- Required work: Pictures do not belong in your copy. Repeat all the other data exactly.

Items from a data source:
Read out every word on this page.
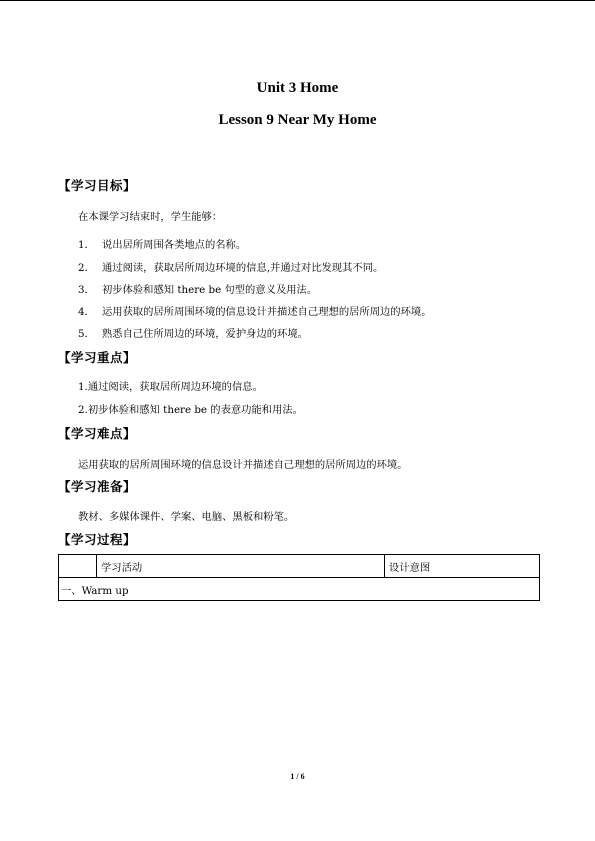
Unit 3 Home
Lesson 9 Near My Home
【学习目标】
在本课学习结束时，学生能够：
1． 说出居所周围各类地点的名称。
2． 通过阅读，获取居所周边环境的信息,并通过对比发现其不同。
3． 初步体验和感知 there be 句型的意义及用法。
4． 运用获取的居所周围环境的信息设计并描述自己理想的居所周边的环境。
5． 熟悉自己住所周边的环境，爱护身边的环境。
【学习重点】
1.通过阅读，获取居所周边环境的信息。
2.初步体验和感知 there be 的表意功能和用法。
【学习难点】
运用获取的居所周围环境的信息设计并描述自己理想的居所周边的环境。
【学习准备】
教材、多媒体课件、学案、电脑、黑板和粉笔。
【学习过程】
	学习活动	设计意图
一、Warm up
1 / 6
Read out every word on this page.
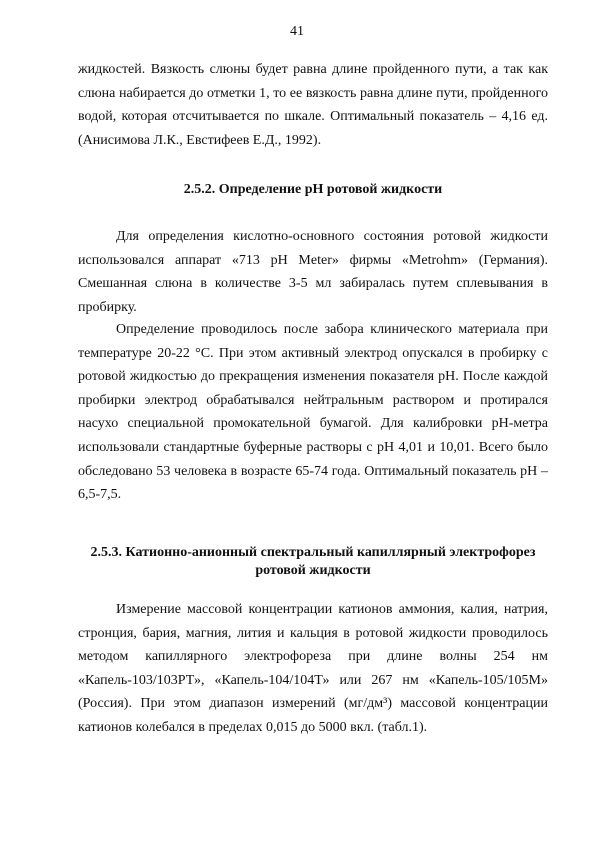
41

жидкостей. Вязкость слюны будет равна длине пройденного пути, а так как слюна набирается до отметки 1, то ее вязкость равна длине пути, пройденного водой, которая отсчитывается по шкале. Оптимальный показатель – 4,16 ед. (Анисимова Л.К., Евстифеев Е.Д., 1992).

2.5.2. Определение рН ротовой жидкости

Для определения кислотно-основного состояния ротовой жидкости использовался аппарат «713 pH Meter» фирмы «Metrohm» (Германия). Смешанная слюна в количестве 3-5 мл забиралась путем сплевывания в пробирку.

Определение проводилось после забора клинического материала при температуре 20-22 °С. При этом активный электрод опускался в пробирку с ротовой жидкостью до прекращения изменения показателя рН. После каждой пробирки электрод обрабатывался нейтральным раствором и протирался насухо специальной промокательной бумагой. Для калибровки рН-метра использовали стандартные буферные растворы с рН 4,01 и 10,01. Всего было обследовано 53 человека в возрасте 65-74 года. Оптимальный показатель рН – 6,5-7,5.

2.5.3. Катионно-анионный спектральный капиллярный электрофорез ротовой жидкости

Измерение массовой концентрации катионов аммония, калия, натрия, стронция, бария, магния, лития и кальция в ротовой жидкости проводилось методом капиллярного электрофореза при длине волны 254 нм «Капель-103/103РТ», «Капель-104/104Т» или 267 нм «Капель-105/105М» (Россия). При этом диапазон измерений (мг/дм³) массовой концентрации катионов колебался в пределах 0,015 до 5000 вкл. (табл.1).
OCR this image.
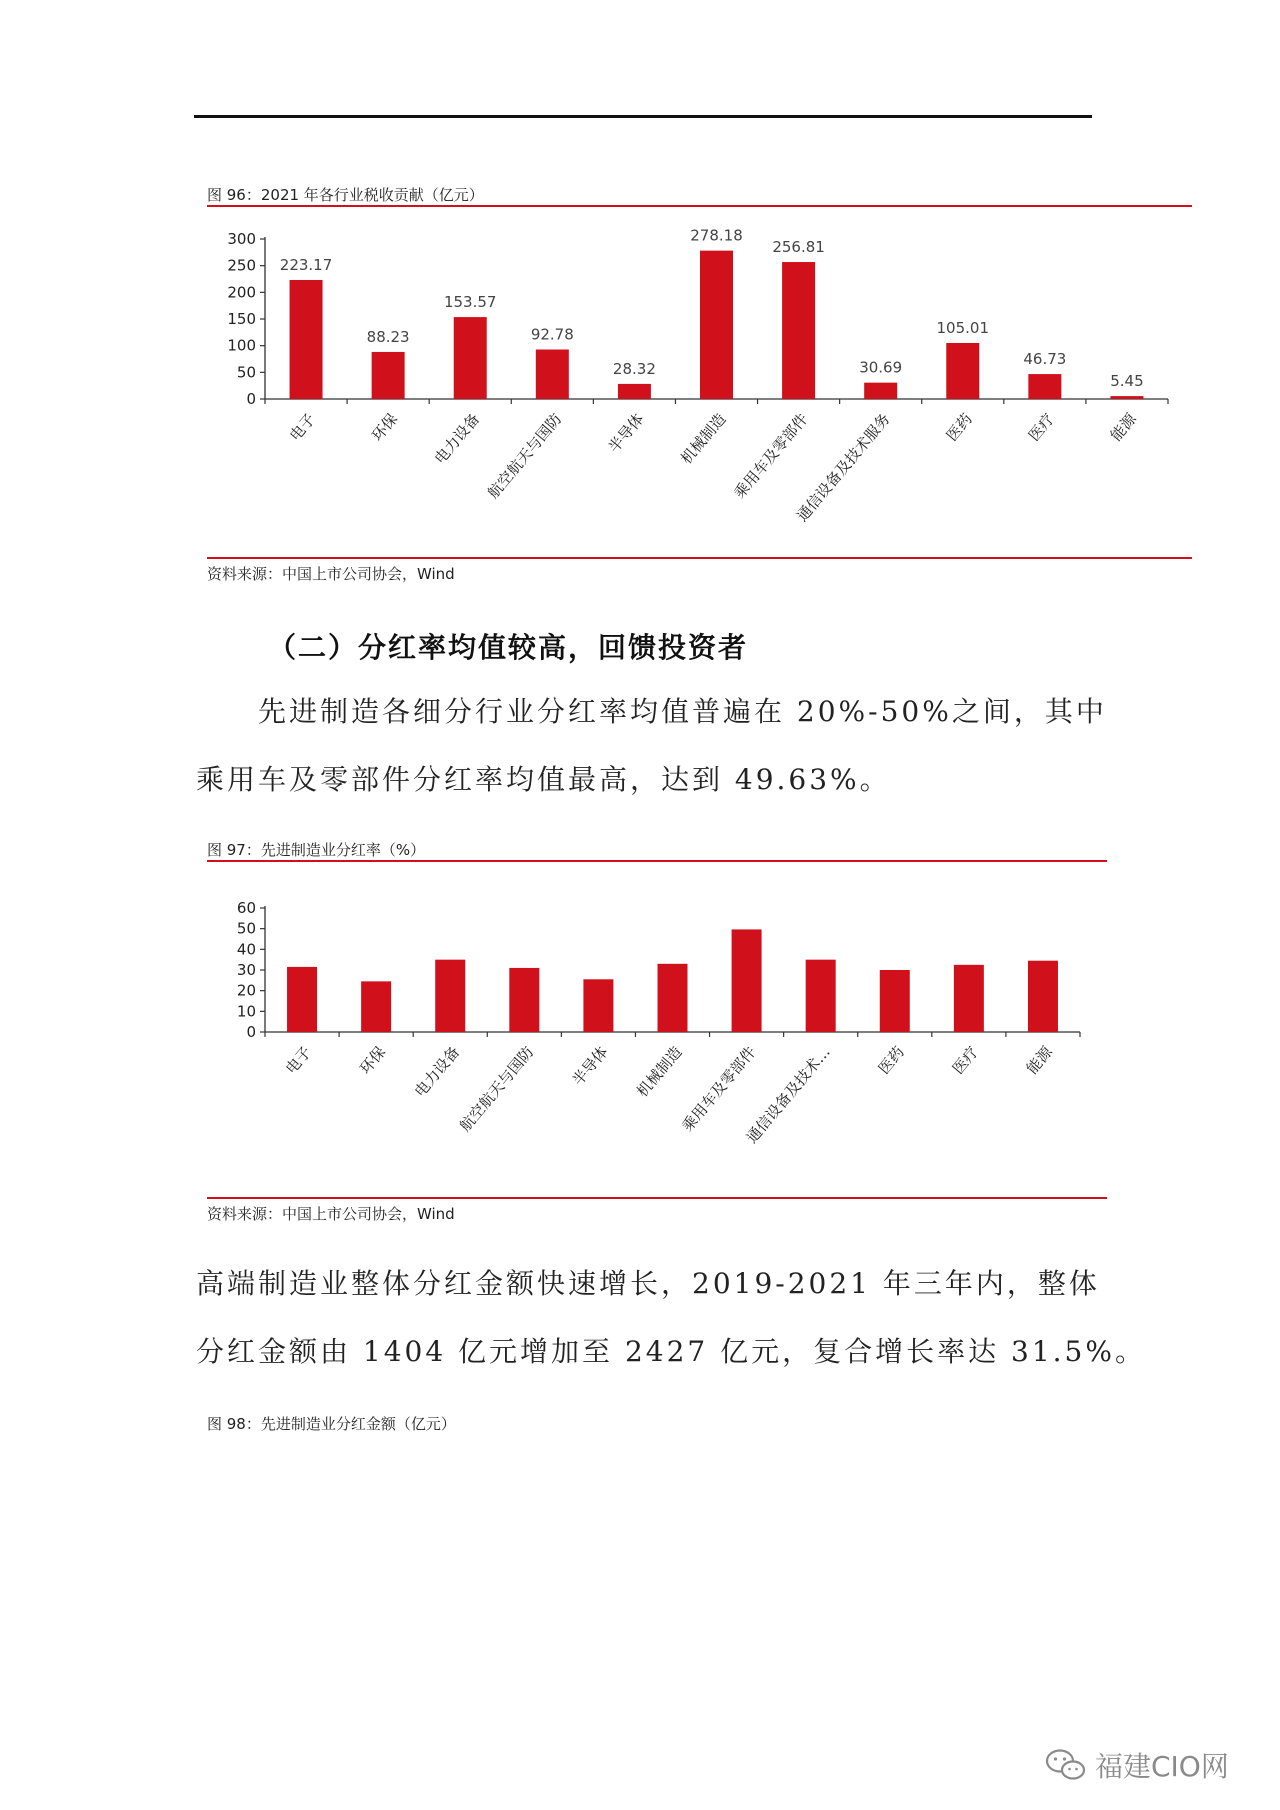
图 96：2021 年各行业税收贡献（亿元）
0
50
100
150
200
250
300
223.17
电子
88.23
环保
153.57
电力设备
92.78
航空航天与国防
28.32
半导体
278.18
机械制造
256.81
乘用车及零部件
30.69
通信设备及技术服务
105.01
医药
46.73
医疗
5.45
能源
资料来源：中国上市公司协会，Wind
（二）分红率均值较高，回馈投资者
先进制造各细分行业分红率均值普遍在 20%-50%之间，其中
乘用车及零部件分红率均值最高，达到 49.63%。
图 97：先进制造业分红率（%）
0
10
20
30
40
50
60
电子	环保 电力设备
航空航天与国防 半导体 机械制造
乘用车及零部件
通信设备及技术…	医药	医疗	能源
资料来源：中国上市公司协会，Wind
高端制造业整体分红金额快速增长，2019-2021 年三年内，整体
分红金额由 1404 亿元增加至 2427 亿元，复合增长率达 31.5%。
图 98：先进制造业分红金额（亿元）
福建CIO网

- In response:
Read out every word on this page.
Unit 3 Home
Lesson 9 Near My Home
【学习目标】
在本课学习结束时，学生能够：
1． 说出居所周围各类地点的名称。
2． 通过阅读，获取居所周边环境的信息,并通过对比发现其不同。
3． 初步体验和感知 there be 句型的意义及用法。
4． 运用获取的居所周围环境的信息设计并描述自己理想的居所周边的环境。
5． 熟悉自己住所周边的环境，爱护身边的环境。
【学习重点】
1.通过阅读，获取居所周边环境的信息。
2.初步体验和感知 there be 的表意功能和用法。
【学习难点】
运用获取的居所周围环境的信息设计并描述自己理想的居所周边的环境。
【学习准备】
教材、多媒体课件、学案、电脑、黑板和粉笔。
【学习过程】
	学习活动	设计意图
一、Warm up
1 / 6
Read out every word on this page.
41

жидкостей. Вязкость слюны будет равна длине пройденного пути, а так как слюна набирается до отметки 1, то ее вязкость равна длине пути, пройденного водой, которая отсчитывается по шкале. Оптимальный показатель – 4,16 ед. (Анисимова Л.К., Евстифеев Е.Д., 1992).

2.5.2. Определение рН ротовой жидкости

Для определения кислотно-основного состояния ротовой жидкости использовался аппарат «713 pH Meter» фирмы «Metrohm» (Германия). Смешанная слюна в количестве 3-5 мл забиралась путем сплевывания в пробирку.

Определение проводилось после забора клинического материала при температуре 20-22 °С. При этом активный электрод опускался в пробирку с ротовой жидкостью до прекращения изменения показателя рН. После каждой пробирки электрод обрабатывался нейтральным раствором и протирался насухо специальной промокательной бумагой. Для калибровки рН-метра использовали стандартные буферные растворы с рН 4,01 и 10,01. Всего было обследовано 53 человека в возрасте 65-74 года. Оптимальный показатель рН – 6,5-7,5.

2.5.3. Катионно-анионный спектральный капиллярный электрофорез ротовой жидкости

Измерение массовой концентрации катионов аммония, калия, натрия, стронция, бария, магния, лития и кальция в ротовой жидкости проводилось методом капиллярного электрофореза при длине волны 254 нм «Капель-103/103РТ», «Капель-104/104Т» или 267 нм «Капель-105/105М» (Россия). При этом диапазон измерений (мг/дм³) массовой концентрации катионов колебался в пределах 0,015 до 5000 вкл. (табл.1).
OCR this image.
图 96：2021 年各行业税收贡献（亿元）
0
50
100
150
200
250
300
223.17
电子
88.23
环保
153.57
电力设备
92.78
航空航天与国防
28.32
半导体
278.18
机械制造
256.81
乘用车及零部件
30.69
通信设备及技术服务
105.01
医药
46.73
医疗
5.45
能源
资料来源：中国上市公司协会，Wind
（二）分红率均值较高，回馈投资者
先进制造各细分行业分红率均值普遍在 20%-50%之间，其中
乘用车及零部件分红率均值最高，达到 49.63%。
图 97：先进制造业分红率（%）
0
10
20
30
40
50
60
电子	环保 电力设备
航空航天与国防 半导体 机械制造
乘用车及零部件
通信设备及技术…	医药	医疗	能源
资料来源：中国上市公司协会，Wind
高端制造业整体分红金额快速增长，2019-2021 年三年内，整体
分红金额由 1404 亿元增加至 2427 亿元，复合增长率达 31.5%。
图 98：先进制造业分红金额（亿元）
福建CIO网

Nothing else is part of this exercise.